◆ Exercise goal:
Find the lines holding the string "this" in the data, then copy all of them.

Dataset rows:
************
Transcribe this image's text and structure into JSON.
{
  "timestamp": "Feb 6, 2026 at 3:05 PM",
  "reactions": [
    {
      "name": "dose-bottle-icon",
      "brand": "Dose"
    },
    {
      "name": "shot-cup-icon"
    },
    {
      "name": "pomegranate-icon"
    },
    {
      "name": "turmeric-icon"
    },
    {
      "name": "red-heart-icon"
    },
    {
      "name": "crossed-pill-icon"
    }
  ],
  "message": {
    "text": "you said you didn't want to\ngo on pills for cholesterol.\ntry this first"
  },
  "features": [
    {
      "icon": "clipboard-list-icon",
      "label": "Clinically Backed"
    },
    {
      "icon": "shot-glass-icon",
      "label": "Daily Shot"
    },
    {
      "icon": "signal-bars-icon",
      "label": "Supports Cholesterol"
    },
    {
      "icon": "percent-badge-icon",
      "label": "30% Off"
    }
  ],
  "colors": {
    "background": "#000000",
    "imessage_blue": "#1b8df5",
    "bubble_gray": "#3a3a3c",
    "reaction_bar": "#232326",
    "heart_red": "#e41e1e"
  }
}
************
◆ Completed exercise:
Transcribe this image's text and structure into JSON.
    "text": "you said you didn't want to\ngo on pills for cholesterol.\ntry this first"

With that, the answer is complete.